Items from a figure collection
## Start
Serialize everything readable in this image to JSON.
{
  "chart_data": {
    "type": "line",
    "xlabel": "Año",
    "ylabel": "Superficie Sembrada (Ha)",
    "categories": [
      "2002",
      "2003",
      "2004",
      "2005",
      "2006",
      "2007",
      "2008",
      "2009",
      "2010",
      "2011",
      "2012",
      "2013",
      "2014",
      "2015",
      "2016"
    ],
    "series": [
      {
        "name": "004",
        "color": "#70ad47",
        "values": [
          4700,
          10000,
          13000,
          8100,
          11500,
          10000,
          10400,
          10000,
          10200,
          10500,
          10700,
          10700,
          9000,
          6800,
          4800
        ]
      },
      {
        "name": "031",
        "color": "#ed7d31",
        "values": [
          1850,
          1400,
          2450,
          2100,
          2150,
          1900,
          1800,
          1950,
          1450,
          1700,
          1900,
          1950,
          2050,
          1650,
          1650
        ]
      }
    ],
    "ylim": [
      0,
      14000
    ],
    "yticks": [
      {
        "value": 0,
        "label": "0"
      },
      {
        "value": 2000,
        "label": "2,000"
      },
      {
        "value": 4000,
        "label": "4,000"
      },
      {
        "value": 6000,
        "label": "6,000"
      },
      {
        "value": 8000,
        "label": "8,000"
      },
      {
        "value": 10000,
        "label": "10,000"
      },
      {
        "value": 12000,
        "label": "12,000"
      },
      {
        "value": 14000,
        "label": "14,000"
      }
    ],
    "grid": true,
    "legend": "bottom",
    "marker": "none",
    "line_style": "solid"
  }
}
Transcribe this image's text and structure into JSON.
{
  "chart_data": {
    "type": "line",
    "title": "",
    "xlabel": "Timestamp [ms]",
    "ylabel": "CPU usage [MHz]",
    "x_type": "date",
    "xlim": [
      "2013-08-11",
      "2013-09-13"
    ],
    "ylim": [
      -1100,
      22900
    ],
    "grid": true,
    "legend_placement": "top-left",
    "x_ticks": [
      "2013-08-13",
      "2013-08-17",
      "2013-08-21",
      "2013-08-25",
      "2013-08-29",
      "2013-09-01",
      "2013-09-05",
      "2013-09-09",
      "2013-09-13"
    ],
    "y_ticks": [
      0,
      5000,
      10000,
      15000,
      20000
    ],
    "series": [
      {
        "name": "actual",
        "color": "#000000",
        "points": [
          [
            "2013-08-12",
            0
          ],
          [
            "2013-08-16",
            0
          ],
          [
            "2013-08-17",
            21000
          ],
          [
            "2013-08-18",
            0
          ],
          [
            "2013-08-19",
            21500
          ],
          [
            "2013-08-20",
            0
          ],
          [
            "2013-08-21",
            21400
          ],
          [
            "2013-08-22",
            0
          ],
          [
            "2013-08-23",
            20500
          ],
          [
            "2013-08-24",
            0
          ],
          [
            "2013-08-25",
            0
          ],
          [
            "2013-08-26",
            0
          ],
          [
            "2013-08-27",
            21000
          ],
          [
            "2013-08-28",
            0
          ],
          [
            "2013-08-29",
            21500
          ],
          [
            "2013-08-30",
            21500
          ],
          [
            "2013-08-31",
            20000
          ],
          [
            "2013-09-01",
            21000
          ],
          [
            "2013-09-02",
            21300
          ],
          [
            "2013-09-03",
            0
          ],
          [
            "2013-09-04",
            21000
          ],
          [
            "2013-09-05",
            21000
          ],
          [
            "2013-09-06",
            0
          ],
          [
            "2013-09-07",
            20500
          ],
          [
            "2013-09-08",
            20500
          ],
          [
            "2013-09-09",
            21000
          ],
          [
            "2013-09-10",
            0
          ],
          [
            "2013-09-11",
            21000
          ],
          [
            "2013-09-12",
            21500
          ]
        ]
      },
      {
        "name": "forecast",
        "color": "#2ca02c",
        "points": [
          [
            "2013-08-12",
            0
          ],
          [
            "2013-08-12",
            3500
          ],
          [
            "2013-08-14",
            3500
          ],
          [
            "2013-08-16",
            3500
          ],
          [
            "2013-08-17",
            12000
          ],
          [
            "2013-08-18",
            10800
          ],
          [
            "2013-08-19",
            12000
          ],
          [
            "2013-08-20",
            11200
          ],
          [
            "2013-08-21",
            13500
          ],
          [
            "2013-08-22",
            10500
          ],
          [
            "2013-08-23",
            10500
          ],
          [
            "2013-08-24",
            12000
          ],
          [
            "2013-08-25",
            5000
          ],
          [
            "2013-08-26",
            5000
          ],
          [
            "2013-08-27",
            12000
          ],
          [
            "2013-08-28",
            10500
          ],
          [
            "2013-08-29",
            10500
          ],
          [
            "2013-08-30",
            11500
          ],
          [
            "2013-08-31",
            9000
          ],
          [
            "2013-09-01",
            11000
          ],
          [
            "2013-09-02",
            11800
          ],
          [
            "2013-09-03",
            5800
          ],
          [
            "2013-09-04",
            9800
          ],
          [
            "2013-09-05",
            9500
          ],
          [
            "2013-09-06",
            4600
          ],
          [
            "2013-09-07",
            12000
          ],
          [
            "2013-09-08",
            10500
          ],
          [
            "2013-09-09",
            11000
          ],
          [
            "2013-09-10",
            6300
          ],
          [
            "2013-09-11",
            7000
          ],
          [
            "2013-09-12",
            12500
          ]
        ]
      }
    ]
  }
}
## End
## Requirement
Copy all the records above precisely.

## Task response
Serialize everything readable in this image to JSON.
{
  "chart_data": {
    "type": "line",
    "xlabel": "Año",
    "ylabel": "Superficie Sembrada (Ha)",
    "categories": [
      "2002",
      "2003",
      "2004",
      "2005",
      "2006",
      "2007",
      "2008",
      "2009",
      "2010",
      "2011",
      "2012",
      "2013",
      "2014",
      "2015",
      "2016"
    ],
    "series": [
      {
        "name": "004",
        "color": "#70ad47",
        "values": [
          4700,
          10000,
          13000,
          8100,
          11500,
          10000,
          10400,
          10000,
          10200,
          10500,
          10700,
          10700,
          9000,
          6800,
          4800
        ]
      },
      {
        "name": "031",
        "color": "#ed7d31",
        "values": [
          1850,
          1400,
          2450,
          2100,
          2150,
          1900,
          1800,
          1950,
          1450,
          1700,
          1900,
          1950,
          2050,
          1650,
          1650
        ]
      }
    ],
    "ylim": [
      0,
      14000
    ],
    "yticks": [
      {
        "value": 0,
        "label": "0"
      },
      {
        "value": 2000,
        "label": "2,000"
      },
      {
        "value": 4000,
        "label": "4,000"
      },
      {
        "value": 6000,
        "label": "6,000"
      },
      {
        "value": 8000,
        "label": "8,000"
      },
      {
        "value": 10000,
        "label": "10,000"
      },
      {
        "value": 12000,
        "label": "12,000"
      },
      {
        "value": 14000,
        "label": "14,000"
      }
    ],
    "grid": true,
    "legend": "bottom",
    "marker": "none",
    "line_style": "solid"
  }
}
Transcribe this image's text and structure into JSON.
{
  "chart_data": {
    "type": "line",
    "title": "",
    "xlabel": "Timestamp [ms]",
    "ylabel": "CPU usage [MHz]",
    "x_type": "date",
    "xlim": [
      "2013-08-11",
      "2013-09-13"
    ],
    "ylim": [
      -1100,
      22900
    ],
    "grid": true,
    "legend_placement": "top-left",
    "x_ticks": [
      "2013-08-13",
      "2013-08-17",
      "2013-08-21",
      "2013-08-25",
      "2013-08-29",
      "2013-09-01",
      "2013-09-05",
      "2013-09-09",
      "2013-09-13"
    ],
    "y_ticks": [
      0,
      5000,
      10000,
      15000,
      20000
    ],
    "series": [
      {
        "name": "actual",
        "color": "#000000",
        "points": [
          [
            "2013-08-12",
            0
          ],
          [
            "2013-08-16",
            0
          ],
          [
            "2013-08-17",
            21000
          ],
          [
            "2013-08-18",
            0
          ],
          [
            "2013-08-19",
            21500
          ],
          [
            "2013-08-20",
            0
          ],
          [
            "2013-08-21",
            21400
          ],
          [
            "2013-08-22",
            0
          ],
          [
            "2013-08-23",
            20500
          ],
          [
            "2013-08-24",
            0
          ],
          [
            "2013-08-25",
            0
          ],
          [
            "2013-08-26",
            0
          ],
          [
            "2013-08-27",
            21000
          ],
          [
            "2013-08-28",
            0
          ],
          [
            "2013-08-29",
            21500
          ],
          [
            "2013-08-30",
            21500
          ],
          [
            "2013-08-31",
            20000
          ],
          [
            "2013-09-01",
            21000
          ],
          [
            "2013-09-02",
            21300
          ],
          [
            "2013-09-03",
            0
          ],
          [
            "2013-09-04",
            21000
          ],
          [
            "2013-09-05",
            21000
          ],
          [
            "2013-09-06",
            0
          ],
          [
            "2013-09-07",
            20500
          ],
          [
            "2013-09-08",
            20500
          ],
          [
            "2013-09-09",
            21000
          ],
          [
            "2013-09-10",
            0
          ],
          [
            "2013-09-11",
            21000
          ],
          [
            "2013-09-12",
            21500
          ]
        ]
      },
      {
        "name": "forecast",
        "color": "#2ca02c",
        "points": [
          [
            "2013-08-12",
            0
          ],
          [
            "2013-08-12",
            3500
          ],
          [
            "2013-08-14",
            3500
          ],
          [
            "2013-08-16",
            3500
          ],
          [
            "2013-08-17",
            12000
          ],
          [
            "2013-08-18",
            10800
          ],
          [
            "2013-08-19",
            12000
          ],
          [
            "2013-08-20",
            11200
          ],
          [
            "2013-08-21",
            13500
          ],
          [
            "2013-08-22",
            10500
          ],
          [
            "2013-08-23",
            10500
          ],
          [
            "2013-08-24",
            12000
          ],
          [
            "2013-08-25",
            5000
          ],
          [
            "2013-08-26",
            5000
          ],
          [
            "2013-08-27",
            12000
          ],
          [
            "2013-08-28",
            10500
          ],
          [
            "2013-08-29",
            10500
          ],
          [
            "2013-08-30",
            11500
          ],
          [
            "2013-08-31",
            9000
          ],
          [
            "2013-09-01",
            11000
          ],
          [
            "2013-09-02",
            11800
          ],
          [
            "2013-09-03",
            5800
          ],
          [
            "2013-09-04",
            9800
          ],
          [
            "2013-09-05",
            9500
          ],
          [
            "2013-09-06",
            4600
          ],
          [
            "2013-09-07",
            12000
          ],
          [
            "2013-09-08",
            10500
          ],
          [
            "2013-09-09",
            11000
          ],
          [
            "2013-09-10",
            6300
          ],
          [
            "2013-09-11",
            7000
          ],
          [
            "2013-09-12",
            12500
          ]
        ]
      }
    ]
  }
}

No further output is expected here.